━━━━━ GIVEN DATA ━━━━━
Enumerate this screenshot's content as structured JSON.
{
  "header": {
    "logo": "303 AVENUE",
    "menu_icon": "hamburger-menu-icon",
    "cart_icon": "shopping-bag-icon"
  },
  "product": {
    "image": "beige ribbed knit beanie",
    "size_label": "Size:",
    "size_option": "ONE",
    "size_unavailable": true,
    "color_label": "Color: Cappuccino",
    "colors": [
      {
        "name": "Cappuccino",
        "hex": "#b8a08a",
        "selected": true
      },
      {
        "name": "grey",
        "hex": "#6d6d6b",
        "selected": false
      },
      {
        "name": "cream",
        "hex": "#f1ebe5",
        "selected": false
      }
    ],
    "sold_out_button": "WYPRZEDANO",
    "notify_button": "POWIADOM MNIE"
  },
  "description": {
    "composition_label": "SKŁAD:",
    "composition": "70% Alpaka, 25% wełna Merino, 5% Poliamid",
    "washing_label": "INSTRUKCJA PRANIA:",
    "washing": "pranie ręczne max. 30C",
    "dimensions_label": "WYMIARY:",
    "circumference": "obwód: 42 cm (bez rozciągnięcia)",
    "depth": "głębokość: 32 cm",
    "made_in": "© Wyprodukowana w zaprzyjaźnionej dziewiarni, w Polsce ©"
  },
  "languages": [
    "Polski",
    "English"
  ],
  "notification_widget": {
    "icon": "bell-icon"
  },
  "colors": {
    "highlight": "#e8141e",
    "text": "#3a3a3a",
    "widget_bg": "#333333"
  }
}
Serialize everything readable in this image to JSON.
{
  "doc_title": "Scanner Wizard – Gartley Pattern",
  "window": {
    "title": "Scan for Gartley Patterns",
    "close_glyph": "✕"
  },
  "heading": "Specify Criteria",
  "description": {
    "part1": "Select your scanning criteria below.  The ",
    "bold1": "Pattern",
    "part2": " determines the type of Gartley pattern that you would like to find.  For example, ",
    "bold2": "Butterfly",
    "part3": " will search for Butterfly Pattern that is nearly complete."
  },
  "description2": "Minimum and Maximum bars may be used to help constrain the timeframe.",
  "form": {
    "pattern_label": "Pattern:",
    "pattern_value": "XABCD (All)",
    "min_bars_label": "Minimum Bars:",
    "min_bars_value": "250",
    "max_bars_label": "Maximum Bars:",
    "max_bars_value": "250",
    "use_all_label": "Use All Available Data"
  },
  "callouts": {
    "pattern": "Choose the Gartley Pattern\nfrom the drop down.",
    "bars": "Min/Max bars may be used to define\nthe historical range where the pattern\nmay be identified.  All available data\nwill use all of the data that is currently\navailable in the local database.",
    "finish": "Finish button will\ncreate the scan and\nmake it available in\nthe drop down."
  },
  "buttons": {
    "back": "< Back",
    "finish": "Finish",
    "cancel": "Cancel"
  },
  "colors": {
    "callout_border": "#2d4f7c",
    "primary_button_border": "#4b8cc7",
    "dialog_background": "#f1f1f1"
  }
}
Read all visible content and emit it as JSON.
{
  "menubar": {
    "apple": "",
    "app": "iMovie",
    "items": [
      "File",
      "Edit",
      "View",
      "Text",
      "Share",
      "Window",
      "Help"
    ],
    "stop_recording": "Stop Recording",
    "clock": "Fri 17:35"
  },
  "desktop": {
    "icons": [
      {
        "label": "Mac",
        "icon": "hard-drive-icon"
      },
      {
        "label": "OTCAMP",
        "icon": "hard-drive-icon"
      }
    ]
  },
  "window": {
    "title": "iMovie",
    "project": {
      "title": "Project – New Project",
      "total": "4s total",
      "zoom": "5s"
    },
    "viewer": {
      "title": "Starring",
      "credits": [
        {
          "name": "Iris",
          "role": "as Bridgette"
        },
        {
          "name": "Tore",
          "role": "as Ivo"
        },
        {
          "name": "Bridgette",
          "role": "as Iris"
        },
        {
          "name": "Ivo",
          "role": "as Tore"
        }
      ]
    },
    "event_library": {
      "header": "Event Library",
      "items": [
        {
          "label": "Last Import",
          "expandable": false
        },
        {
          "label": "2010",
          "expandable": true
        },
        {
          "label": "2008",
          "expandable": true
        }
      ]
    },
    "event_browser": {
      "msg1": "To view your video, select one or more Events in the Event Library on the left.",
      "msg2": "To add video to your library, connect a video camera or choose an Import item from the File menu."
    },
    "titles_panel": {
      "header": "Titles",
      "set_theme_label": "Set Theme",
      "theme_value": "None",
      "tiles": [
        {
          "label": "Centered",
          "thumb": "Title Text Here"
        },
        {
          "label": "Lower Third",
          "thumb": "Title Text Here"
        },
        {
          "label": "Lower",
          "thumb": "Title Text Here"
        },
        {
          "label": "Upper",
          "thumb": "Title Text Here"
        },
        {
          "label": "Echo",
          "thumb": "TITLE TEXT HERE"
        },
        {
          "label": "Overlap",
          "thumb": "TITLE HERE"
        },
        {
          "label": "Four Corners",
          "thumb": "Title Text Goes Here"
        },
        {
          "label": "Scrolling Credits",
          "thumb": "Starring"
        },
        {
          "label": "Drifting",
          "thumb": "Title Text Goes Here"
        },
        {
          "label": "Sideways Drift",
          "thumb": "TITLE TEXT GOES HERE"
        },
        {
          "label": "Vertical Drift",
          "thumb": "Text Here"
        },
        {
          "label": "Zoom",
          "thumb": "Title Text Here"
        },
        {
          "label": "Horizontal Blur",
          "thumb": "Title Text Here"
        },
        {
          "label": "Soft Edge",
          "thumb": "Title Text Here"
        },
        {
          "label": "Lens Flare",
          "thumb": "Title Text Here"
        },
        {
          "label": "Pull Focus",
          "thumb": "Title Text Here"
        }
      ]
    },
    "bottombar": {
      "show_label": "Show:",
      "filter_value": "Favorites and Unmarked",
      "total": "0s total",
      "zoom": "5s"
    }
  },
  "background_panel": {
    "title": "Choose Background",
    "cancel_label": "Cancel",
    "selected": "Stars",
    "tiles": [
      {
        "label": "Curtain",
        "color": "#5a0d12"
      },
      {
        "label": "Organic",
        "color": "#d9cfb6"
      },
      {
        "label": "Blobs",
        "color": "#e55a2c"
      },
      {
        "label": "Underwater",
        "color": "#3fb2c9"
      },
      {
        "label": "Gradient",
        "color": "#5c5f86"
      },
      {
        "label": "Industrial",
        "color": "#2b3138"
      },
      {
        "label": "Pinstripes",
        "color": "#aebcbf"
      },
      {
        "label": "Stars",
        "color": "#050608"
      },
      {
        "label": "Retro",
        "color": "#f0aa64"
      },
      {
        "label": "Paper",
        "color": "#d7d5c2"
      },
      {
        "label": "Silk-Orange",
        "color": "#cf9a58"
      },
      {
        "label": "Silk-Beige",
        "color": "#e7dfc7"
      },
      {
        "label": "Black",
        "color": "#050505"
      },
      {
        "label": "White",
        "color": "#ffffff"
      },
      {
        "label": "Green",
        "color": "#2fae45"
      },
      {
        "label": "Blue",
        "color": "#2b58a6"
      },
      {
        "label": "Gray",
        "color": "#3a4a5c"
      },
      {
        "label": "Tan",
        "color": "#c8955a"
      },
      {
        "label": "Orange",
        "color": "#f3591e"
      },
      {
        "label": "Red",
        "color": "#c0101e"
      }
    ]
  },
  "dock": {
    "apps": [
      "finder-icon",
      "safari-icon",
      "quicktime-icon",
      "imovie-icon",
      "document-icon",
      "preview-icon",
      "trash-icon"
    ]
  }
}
━━━━━
__GIVEN REQUEST__.
Scan the material above. Copy each line where "Gartley" occurs.

__OUTPUT__.
  "doc_title": "Scanner Wizard – Gartley Pattern",
    "title": "Scan for Gartley Patterns",
    "part2": " determines the type of Gartley pattern that you would like to find.  For example, ",
    "pattern": "Choose the Gartley Pattern\nfrom the drop down.",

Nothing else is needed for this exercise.